▸ Set problem: Figure out how many lines of the material below contain the word "series". Answer with the number only.

========

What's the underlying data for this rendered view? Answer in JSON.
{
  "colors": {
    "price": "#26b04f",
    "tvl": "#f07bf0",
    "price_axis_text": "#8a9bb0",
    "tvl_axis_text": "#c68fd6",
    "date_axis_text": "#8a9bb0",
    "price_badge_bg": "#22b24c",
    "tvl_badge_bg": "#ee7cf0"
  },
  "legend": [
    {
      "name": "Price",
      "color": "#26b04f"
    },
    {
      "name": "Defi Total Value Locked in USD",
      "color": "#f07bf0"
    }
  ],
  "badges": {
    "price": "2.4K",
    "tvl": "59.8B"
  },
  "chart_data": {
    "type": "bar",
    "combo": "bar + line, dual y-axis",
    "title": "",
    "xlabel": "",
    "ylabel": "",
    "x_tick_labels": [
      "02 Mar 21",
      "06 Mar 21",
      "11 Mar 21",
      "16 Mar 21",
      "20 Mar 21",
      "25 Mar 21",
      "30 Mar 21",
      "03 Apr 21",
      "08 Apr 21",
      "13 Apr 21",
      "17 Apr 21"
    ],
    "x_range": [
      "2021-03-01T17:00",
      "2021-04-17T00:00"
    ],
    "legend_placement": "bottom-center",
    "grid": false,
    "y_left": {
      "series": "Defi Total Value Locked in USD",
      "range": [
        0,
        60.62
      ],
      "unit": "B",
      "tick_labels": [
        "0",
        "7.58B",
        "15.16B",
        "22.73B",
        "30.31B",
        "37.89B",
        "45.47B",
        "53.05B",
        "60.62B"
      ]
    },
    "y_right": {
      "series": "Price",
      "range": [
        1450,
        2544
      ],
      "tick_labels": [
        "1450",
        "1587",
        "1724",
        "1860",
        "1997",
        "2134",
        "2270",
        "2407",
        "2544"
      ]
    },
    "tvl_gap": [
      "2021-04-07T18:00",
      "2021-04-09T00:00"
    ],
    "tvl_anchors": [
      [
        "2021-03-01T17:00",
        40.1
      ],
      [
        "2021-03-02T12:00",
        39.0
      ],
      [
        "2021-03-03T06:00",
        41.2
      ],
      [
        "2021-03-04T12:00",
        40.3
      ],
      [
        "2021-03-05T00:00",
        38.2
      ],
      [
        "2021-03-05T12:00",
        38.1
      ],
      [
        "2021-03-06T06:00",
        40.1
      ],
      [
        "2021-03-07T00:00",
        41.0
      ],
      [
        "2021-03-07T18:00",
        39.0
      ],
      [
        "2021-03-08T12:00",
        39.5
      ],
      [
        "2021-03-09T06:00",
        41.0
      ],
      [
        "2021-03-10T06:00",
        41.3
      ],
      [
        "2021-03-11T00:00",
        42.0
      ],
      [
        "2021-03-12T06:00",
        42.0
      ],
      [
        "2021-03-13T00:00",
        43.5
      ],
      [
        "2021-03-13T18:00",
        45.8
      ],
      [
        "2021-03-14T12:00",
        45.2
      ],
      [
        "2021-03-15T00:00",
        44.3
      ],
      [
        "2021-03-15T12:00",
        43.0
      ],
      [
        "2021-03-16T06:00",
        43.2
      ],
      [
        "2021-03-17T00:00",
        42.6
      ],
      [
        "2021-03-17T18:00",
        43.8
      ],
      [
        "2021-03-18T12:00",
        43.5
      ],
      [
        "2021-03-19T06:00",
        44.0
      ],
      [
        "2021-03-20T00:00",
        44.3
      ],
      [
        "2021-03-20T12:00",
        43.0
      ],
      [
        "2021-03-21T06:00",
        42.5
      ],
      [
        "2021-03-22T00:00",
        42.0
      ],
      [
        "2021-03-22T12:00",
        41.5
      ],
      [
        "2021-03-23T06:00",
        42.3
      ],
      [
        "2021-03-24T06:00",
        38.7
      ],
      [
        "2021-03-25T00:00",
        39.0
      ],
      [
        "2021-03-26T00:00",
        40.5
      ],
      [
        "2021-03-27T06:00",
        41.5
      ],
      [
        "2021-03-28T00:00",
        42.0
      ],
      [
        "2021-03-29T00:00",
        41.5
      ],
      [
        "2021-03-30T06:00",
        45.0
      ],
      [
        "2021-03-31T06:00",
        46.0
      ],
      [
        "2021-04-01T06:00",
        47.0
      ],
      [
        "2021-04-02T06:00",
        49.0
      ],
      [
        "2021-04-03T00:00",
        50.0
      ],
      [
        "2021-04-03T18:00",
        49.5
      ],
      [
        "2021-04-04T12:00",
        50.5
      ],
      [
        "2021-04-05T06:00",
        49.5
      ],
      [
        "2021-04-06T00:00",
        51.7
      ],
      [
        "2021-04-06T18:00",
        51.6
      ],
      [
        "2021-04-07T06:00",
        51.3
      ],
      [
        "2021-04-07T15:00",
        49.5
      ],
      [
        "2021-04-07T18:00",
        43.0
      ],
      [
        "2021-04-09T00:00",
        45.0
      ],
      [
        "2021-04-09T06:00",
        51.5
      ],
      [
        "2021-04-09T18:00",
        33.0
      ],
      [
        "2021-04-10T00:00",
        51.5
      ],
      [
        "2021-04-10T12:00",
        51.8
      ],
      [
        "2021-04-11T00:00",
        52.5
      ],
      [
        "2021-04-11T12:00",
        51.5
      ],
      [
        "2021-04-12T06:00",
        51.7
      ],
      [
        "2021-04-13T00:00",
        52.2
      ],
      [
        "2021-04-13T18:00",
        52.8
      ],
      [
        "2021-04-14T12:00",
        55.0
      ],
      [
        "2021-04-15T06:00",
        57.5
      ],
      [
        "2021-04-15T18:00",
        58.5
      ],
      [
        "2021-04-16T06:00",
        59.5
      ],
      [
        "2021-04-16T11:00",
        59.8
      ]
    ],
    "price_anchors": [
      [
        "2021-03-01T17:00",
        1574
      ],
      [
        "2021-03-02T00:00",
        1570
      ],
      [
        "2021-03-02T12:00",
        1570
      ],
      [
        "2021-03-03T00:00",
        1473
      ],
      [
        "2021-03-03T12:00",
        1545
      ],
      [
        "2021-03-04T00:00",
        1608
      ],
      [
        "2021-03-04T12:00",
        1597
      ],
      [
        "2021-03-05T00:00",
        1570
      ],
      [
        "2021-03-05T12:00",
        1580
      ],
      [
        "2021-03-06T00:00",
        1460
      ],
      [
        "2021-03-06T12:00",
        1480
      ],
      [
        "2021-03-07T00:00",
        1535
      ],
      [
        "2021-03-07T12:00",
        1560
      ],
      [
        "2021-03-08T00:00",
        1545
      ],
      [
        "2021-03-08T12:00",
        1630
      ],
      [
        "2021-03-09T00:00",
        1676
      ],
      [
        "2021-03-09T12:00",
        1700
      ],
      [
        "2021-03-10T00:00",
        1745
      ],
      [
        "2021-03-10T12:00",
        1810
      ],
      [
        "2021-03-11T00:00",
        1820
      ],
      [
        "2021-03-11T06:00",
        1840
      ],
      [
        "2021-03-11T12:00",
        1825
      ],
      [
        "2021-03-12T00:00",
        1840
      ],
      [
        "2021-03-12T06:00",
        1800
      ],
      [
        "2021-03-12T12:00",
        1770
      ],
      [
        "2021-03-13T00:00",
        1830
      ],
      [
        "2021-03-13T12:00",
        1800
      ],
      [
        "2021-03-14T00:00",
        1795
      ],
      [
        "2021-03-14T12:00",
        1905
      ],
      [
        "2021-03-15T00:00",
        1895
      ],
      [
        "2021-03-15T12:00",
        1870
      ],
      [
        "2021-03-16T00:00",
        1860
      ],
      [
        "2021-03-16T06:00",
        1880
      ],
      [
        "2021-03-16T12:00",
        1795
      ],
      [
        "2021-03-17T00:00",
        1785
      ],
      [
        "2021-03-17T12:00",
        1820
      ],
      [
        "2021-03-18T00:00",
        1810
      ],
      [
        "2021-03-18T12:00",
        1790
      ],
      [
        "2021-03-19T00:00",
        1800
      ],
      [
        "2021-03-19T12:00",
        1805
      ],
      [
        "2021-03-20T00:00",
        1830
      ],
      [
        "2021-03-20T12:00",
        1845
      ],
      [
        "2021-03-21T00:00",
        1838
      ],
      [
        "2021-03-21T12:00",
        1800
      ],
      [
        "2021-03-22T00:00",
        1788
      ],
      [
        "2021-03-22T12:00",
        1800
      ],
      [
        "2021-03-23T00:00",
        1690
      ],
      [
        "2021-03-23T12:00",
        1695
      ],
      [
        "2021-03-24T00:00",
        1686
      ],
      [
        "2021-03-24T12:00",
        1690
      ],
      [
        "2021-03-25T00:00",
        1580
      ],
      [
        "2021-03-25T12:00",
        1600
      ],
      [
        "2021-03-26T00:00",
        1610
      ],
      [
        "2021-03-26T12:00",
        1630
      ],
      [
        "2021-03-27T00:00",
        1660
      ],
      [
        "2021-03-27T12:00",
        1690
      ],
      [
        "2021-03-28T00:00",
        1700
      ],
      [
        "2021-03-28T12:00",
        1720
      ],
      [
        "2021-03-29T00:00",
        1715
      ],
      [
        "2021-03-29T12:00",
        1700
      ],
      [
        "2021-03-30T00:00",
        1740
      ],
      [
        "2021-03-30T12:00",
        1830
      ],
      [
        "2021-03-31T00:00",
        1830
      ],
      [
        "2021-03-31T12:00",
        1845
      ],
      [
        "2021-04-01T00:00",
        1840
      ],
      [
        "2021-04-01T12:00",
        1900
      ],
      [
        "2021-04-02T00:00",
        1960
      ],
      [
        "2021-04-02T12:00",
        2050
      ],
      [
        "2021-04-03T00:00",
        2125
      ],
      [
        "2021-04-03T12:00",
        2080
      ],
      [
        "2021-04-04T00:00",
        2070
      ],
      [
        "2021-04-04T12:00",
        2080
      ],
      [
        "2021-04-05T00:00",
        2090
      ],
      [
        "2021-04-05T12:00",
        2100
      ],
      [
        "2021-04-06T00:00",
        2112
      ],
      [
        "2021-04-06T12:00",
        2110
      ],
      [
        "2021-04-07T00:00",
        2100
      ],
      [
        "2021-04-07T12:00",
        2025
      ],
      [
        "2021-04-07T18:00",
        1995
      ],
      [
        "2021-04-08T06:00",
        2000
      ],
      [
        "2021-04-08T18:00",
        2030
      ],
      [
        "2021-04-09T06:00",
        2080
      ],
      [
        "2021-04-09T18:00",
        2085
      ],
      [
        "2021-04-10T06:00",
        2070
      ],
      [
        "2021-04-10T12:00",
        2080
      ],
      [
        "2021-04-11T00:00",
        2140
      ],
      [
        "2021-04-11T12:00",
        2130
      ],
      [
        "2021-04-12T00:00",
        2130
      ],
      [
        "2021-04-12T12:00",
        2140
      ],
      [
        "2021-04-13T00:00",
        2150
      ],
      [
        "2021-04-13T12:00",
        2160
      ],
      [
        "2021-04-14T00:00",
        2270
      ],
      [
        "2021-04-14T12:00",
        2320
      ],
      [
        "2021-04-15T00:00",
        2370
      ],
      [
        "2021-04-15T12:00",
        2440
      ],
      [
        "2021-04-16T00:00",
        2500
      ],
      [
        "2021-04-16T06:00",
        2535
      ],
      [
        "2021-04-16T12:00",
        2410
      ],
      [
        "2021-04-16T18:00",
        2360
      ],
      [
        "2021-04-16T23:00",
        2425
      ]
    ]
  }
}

========

▸ Output below: 2